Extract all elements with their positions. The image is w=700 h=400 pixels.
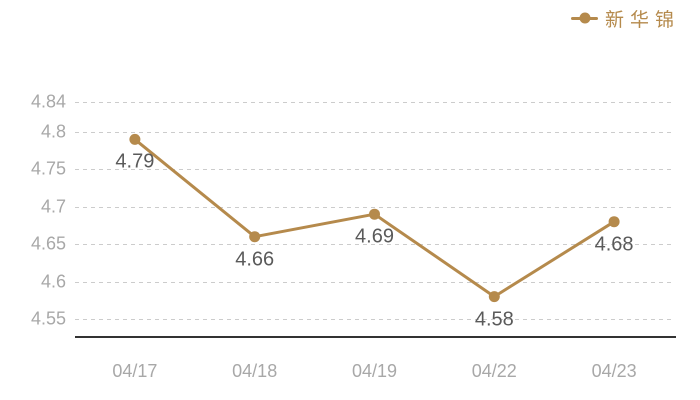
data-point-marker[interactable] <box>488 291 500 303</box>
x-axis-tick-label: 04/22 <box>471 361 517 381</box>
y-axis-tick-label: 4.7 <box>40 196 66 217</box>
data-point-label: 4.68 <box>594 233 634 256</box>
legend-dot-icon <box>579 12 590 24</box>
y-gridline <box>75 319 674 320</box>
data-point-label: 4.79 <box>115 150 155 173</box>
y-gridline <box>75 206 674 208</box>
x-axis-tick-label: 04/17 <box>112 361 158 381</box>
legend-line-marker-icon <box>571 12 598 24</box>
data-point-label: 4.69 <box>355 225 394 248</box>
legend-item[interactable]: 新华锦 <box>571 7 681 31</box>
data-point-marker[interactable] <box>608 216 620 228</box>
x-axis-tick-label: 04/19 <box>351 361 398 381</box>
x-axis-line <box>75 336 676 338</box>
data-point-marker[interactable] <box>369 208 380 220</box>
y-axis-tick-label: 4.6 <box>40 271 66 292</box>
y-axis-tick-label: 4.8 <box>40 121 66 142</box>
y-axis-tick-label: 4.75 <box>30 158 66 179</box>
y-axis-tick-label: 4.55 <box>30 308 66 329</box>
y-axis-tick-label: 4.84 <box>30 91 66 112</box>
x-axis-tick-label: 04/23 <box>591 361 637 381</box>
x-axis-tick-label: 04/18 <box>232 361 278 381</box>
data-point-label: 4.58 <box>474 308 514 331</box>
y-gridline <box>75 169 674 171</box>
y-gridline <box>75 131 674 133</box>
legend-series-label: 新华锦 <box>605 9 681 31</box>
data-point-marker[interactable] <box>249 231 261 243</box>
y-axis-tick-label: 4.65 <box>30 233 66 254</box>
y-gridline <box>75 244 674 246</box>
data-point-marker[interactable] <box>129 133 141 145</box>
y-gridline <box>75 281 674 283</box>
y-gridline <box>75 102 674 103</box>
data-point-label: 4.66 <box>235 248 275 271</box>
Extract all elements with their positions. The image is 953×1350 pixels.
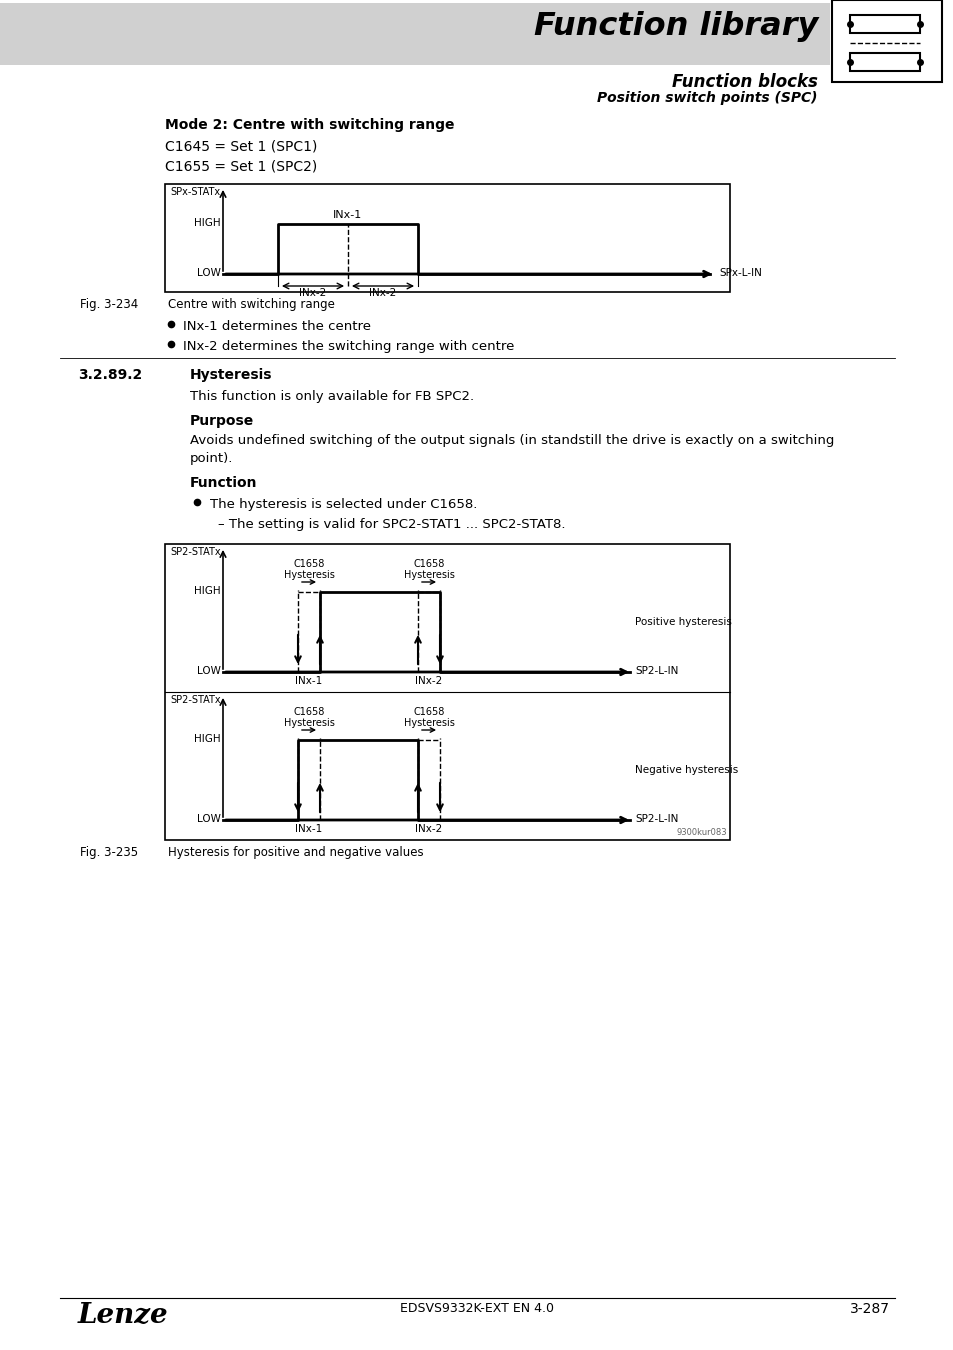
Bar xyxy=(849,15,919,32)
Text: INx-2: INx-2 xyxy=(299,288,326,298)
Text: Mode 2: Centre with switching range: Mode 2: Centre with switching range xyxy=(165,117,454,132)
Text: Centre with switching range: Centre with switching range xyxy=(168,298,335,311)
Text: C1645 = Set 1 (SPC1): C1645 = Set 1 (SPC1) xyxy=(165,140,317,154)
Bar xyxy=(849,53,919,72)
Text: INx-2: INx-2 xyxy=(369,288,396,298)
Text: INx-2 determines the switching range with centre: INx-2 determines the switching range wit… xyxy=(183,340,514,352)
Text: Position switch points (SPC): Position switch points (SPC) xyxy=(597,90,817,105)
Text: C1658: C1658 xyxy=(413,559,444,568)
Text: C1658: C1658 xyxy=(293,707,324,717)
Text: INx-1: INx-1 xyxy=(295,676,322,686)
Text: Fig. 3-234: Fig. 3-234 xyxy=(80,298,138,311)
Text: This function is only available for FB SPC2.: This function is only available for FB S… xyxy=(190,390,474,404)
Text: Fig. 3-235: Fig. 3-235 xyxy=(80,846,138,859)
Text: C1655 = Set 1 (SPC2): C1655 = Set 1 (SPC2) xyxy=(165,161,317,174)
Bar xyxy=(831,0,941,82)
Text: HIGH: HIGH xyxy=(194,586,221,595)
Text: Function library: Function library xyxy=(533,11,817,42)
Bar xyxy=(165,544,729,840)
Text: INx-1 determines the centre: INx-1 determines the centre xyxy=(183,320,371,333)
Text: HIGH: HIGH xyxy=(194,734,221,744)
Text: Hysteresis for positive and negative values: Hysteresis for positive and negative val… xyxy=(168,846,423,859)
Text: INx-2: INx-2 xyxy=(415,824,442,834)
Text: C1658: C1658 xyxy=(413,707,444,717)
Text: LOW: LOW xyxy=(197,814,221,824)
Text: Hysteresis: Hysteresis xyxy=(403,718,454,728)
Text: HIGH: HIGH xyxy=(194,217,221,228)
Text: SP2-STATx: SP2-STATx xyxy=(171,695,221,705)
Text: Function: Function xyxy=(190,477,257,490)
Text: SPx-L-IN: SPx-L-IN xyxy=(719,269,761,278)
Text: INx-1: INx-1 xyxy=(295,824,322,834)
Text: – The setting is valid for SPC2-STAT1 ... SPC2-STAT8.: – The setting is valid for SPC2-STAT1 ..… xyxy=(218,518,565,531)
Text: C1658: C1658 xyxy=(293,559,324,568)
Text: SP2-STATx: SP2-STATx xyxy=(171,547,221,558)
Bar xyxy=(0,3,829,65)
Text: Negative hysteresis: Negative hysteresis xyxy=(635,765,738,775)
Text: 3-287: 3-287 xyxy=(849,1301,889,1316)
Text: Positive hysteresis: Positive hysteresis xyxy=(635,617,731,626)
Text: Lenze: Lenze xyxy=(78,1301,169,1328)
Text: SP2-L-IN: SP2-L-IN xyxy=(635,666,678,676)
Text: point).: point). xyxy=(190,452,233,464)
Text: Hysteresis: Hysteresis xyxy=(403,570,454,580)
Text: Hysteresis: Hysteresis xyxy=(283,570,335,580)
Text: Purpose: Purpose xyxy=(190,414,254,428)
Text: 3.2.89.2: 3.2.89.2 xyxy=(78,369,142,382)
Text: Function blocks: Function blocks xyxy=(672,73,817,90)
┄┄┄┄┄┄
What is expected: List every line of the entries that contains the string "data". Case counts.

Result of the exercise:
data-point-marker[interactable] <box>488 291 500 303</box>
data-point-label: 4.68 <box>594 233 634 256</box>
data-point-label: 4.79 <box>115 150 155 173</box>
data-point-label: 4.69 <box>355 225 394 248</box>
data-point-marker[interactable] <box>608 216 620 228</box>
data-point-marker[interactable] <box>369 208 380 220</box>
data-point-label: 4.58 <box>474 308 514 331</box>
data-point-marker[interactable] <box>249 231 261 243</box>
data-point-marker[interactable] <box>129 133 141 145</box>
data-point-label: 4.66 <box>235 248 275 271</box>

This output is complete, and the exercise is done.